▶ **Stored data**
*-*-*

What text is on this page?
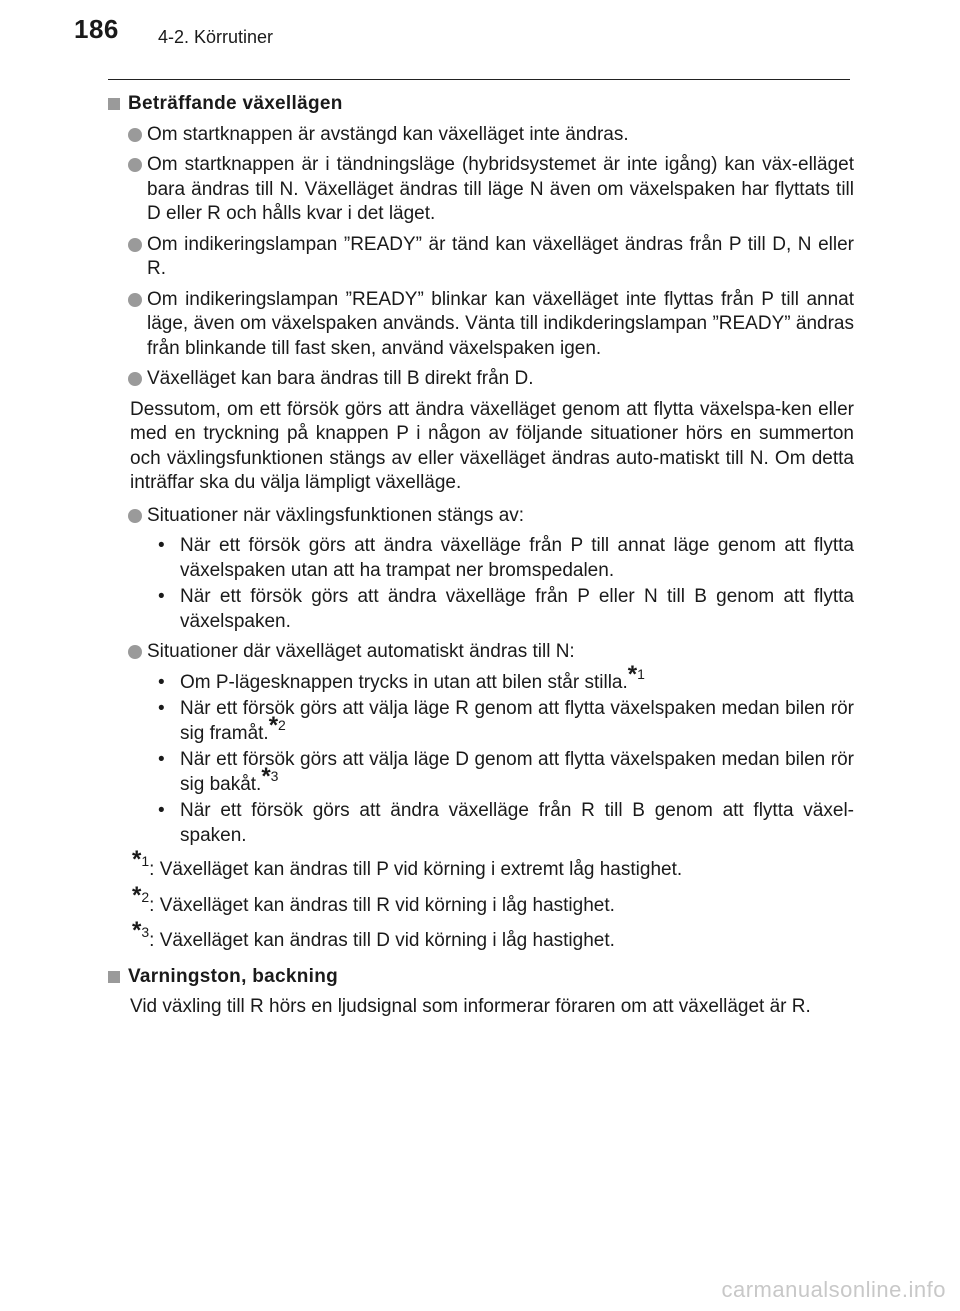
186 4-2. Körrutiner
Beträffande växellägen
Om startknappen är avstängd kan växelläget inte ändras.
Om startknappen är i tändningsläge (hybridsystemet är inte igång) kan väx-elläget bara ändras till N. Växelläget ändras till läge N även om växelspaken har flyttats till D eller R och hålls kvar i det läget.
Om indikeringslampan ”READY” är tänd kan växelläget ändras från P till D, N eller R.
Om indikeringslampan ”READY” blinkar kan växelläget inte flyttas från P till annat läge, även om växelspaken används. Vänta till indikderingslampan ”READY” ändras från blinkande till fast sken, använd växelspaken igen.
Växelläget kan bara ändras till B direkt från D.
Dessutom, om ett försök görs att ändra växelläget genom att flytta växelspa-ken eller med en tryckning på knappen P i någon av följande situationer hörs en summerton och växlingsfunktionen stängs av eller växelläget ändras auto-matiskt till N. Om detta inträffar ska du välja lämpligt växelläge.
Situationer när växlingsfunktionen stängs av:
• När ett försök görs att ändra växelläge från P till annat läge genom att flytta växelspaken utan att ha trampat ner bromspedalen.
• När ett försök görs att ändra växelläge från P eller N till B genom att flytta växelspaken.
Situationer där växelläget automatiskt ändras till N:
• Om P-lägesknappen trycks in utan att bilen står stilla.*$^1$
• När ett försök görs att välja läge R genom att flytta växelspaken medan bilen rör sig framåt.*$^2$
• När ett försök görs att välja läge D genom att flytta växelspaken medan bilen rör sig bakåt.*$^3$
• När ett försök görs att ändra växelläge från R till B genom att flytta växel-spaken.
*$^1$: Växelläget kan ändras till P vid körning i extremt låg hastighet.
*$^2$: Växelläget kan ändras till R vid körning i låg hastighet.
*$^3$: Växelläget kan ändras till D vid körning i låg hastighet.
Varningston, backning
Vid växling till R hörs en ljudsignal som informerar föraren om att växelläget är R.
carmanualsonline.info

*-*-*

Give back the entries verbatim but drop every picture.

What text is on this page?
186 4-2. Körrutiner
Beträffande växellägen
Om startknappen är avstängd kan växelläget inte ändras.
Om startknappen är i tändningsläge (hybridsystemet är inte igång) kan väx-elläget bara ändras till N. Växelläget ändras till läge N även om växelspaken har flyttats till D eller R och hålls kvar i det läget.
Om indikeringslampan ”READY” är tänd kan växelläget ändras från P till D, N eller R.
Om indikeringslampan ”READY” blinkar kan växelläget inte flyttas från P till annat läge, även om växelspaken används. Vänta till indikderingslampan ”READY” ändras från blinkande till fast sken, använd växelspaken igen.
Växelläget kan bara ändras till B direkt från D.
Dessutom, om ett försök görs att ändra växelläget genom att flytta växelspa-ken eller med en tryckning på knappen P i någon av följande situationer hörs en summerton och växlingsfunktionen stängs av eller växelläget ändras auto-matiskt till N. Om detta inträffar ska du välja lämpligt växelläge.
Situationer när växlingsfunktionen stängs av:
• När ett försök görs att ändra växelläge från P till annat läge genom att flytta växelspaken utan att ha trampat ner bromspedalen.
• När ett försök görs att ändra växelläge från P eller N till B genom att flytta växelspaken.
Situationer där växelläget automatiskt ändras till N:
• Om P-lägesknappen trycks in utan att bilen står stilla.*$^1$
• När ett försök görs att välja läge R genom att flytta växelspaken medan bilen rör sig framåt.*$^2$
• När ett försök görs att välja läge D genom att flytta växelspaken medan bilen rör sig bakåt.*$^3$
• När ett försök görs att ändra växelläge från R till B genom att flytta växel-spaken.
*$^1$: Växelläget kan ändras till P vid körning i extremt låg hastighet.
*$^2$: Växelläget kan ändras till R vid körning i låg hastighet.
*$^3$: Växelläget kan ändras till D vid körning i låg hastighet.
Varningston, backning
Vid växling till R hörs en ljudsignal som informerar föraren om att växelläget är R.
carmanualsonline.info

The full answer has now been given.